■ **Instructions to follow**: In the records that follow, how many lines contain the word "molekuláris"? Give only that figure.

[Transcribed page data]

******************************

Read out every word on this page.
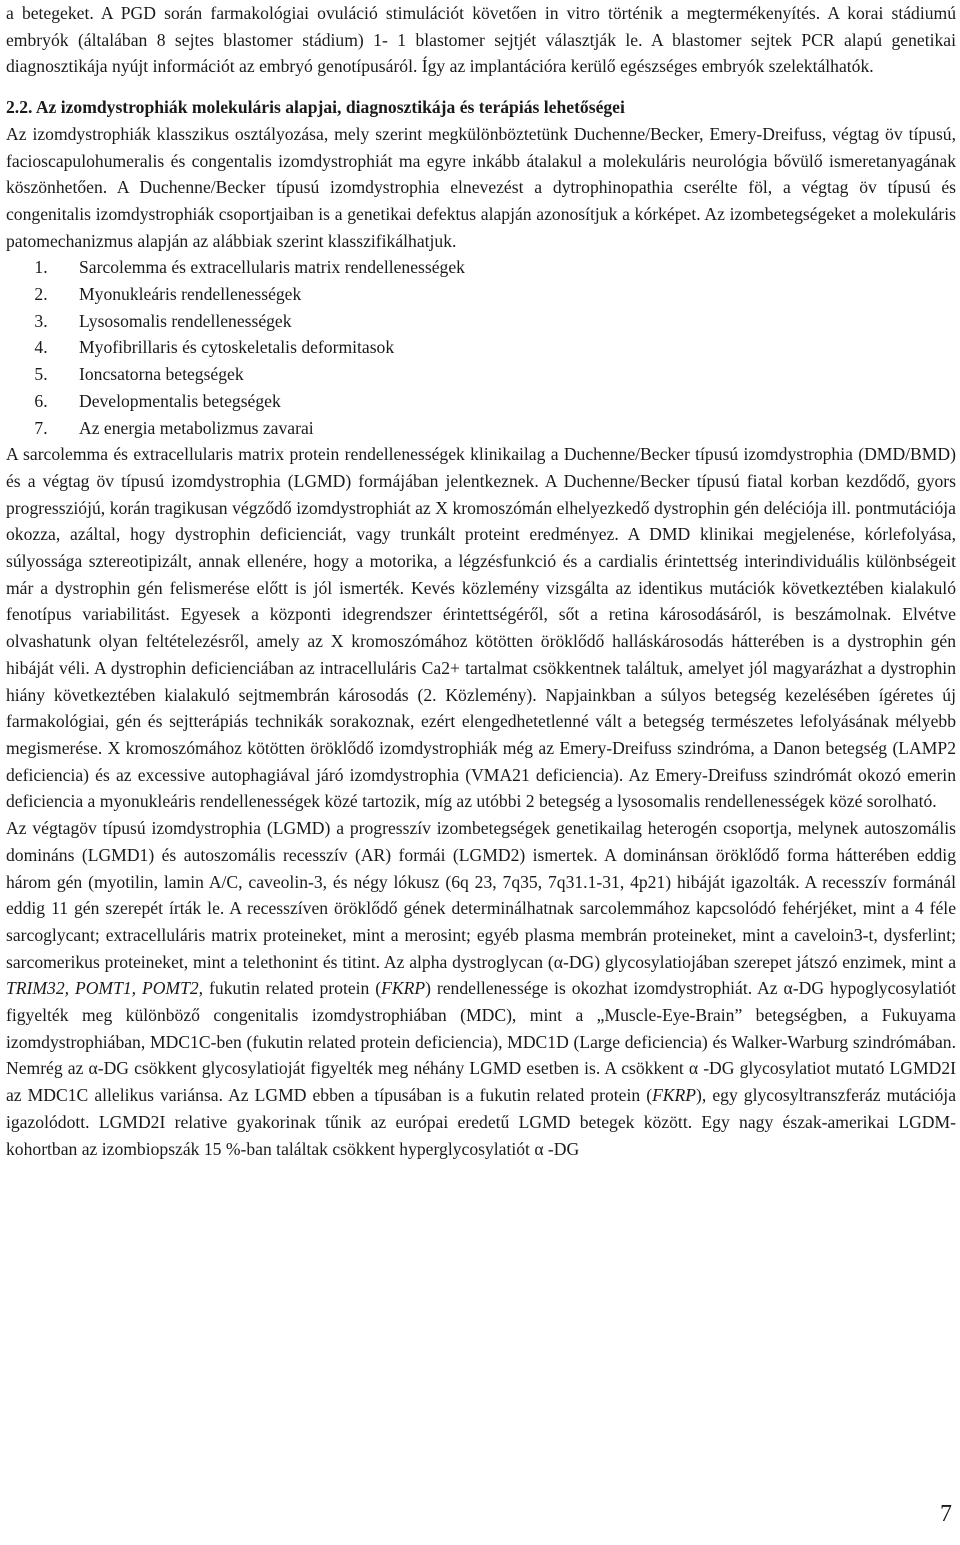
a betegeket. A PGD során farmakológiai ovuláció stimulációt követően in vitro történik a megtermékenyítés. A korai stádiumú embryók (általában 8 sejtes blastomer stádium) 1- 1 blastomer sejtjét választják le. A blastomer sejtek PCR alapú genetikai diagnosztikája nyújt információt az embryó genotípusáról. Így az implantációra kerülő egészséges embryók szelektálhatók.

2.2. Az izomdystrophiák molekuláris alapjai, diagnosztikája és terápiás lehetőségei

Az izomdystrophiák klasszikus osztályozása, mely szerint megkülönböztetünk Duchenne/Becker, Emery-Dreifuss, végtag öv típusú, facioscapulohumeralis és congentalis izomdystrophiát ma egyre inkább átalakul a molekuláris neurológia bővülő ismeretanyagának köszönhetően. A Duchenne/Becker típusú izomdystrophia elnevezést a dytrophinopathia cserélte föl, a végtag öv típusú és congenitalis izomdystrophiák csoportjaiban is a genetikai defektus alapján azonosítjuk a kórképet. Az izombetegségeket a molekuláris patomechanizmus alapján az alábbiak szerint klasszifikálhatjuk.

1. Sarcolemma és extracellularis matrix rendellenességek
2. Myonukleáris rendellenességek
3. Lysosomalis rendellenességek
4. Myofibrillaris és cytoskeletalis deformitasok
5. Ioncsatorna betegségek
6. Developmentalis betegségek
7. Az energia metabolizmus zavarai

A sarcolemma és extracellularis matrix protein rendellenességek klinikailag a Duchenne/Becker típusú izomdystrophia (DMD/BMD) és a végtag öv típusú izomdystrophia (LGMD) formájában jelentkeznek. A Duchenne/Becker típusú fiatal korban kezdődő, gyors progressziójú, korán tragikusan végződő izomdystrophiát az X kromoszómán elhelyezkedő dystrophin gén deléciója ill. pontmutációja okozza, azáltal, hogy dystrophin deficienciát, vagy trunkált proteint eredményez. A DMD klinikai megjelenése, kórlefolyása, súlyossága sztereotipizált, annak ellenére, hogy a motorika, a légzésfunkció és a cardialis érintettség interindividuális különbségeit már a dystrophin gén felismerése előtt is jól ismerték. Kevés közlemény vizsgálta az identikus mutációk következtében kialakuló fenotípus variabilitást. Egyesek a központi idegrendszer érintettségéről, sőt a retina károsodásáról, is beszámolnak. Elvétve olvashatunk olyan feltételezésről, amely az X kromoszómához kötötten öröklődő halláskárosodás hátterében is a dystrophin gén hibáját véli. A dystrophin deficienciában az intracelluláris Ca2+ tartalmat csökkentnek találtuk, amelyet jól magyarázhat a dystrophin hiány következtében kialakuló sejtmembrán károsodás (2. Közlemény). Napjainkban a súlyos betegség kezelésében ígéretes új farmakológiai, gén és sejtterápiás technikák sorakoznak, ezért elengedhetetlenné vált a betegség természetes lefolyásának mélyebb megismerése. X kromoszómához kötötten öröklődő izomdystrophiák még az Emery-Dreifuss szindróma, a Danon betegség (LAMP2 deficiencia) és az excessive autophagiával járó izomdystrophia (VMA21 deficiencia). Az Emery-Dreifuss szindrómát okozó emerin deficiencia a myonukleáris rendellenességek közé tartozik, míg az utóbbi 2 betegség a lysosomalis rendellenességek közé sorolható.

Az végtagöv típusú izomdystrophia (LGMD) a progresszív izombetegségek genetikailag heterogén csoportja, melynek autoszomális domináns (LGMD1) és autoszomális recesszív (AR) formái (LGMD2) ismertek. A dominánsan öröklődő forma hátterében eddig három gén (myotilin, lamin A/C, caveolin-3, és négy lókusz (6q 23, 7q35, 7q31.1-31, 4p21) hibáját igazolták. A recesszív formánál eddig 11 gén szerepét írták le. A recesszíven öröklődő gének determinálhatnak sarcolemmához kapcsolódó fehérjéket, mint a 4 féle sarcoglycant; extracelluláris matrix proteineket, mint a merosint; egyéb plasma membrán proteineket, mint a caveloin3-t, dysferlint; sarcomerikus proteineket, mint a telethonint és titint. Az alpha dystroglycan (α-DG) glycosylatiojában szerepet játszó enzimek, mint a TRIM32, POMT1, POMT2, fukutin related protein (FKRP) rendellenessége is okozhat izomdystrophiát. Az α-DG hypoglycosylatiót figyelték meg különböző congenitalis izomdystrophiában (MDC), mint a „Muscle-Eye-Brain” betegségben, a Fukuyama izomdystrophiában, MDC1C-ben (fukutin related protein deficiencia), MDC1D (Large deficiencia) és Walker-Warburg szindrómában. Nemrég az α-DG csökkent glycosylatioját figyelték meg néhány LGMD esetben is. A csökkent α -DG glycosylatiot mutató LGMD2I az MDC1C allelikus variánsa. Az LGMD ebben a típusában is a fukutin related protein (FKRP), egy glycosyltranszferáz mutációja igazolódott. LGMD2I relative gyakorinak tűnik az európai eredetű LGMD betegek között. Egy nagy észak-amerikai LGDM-kohortban az izombiopszák 15 %-ban találtak csökkent hyperglycosylatiót α -DG

7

******************************

■ **Solution**: 2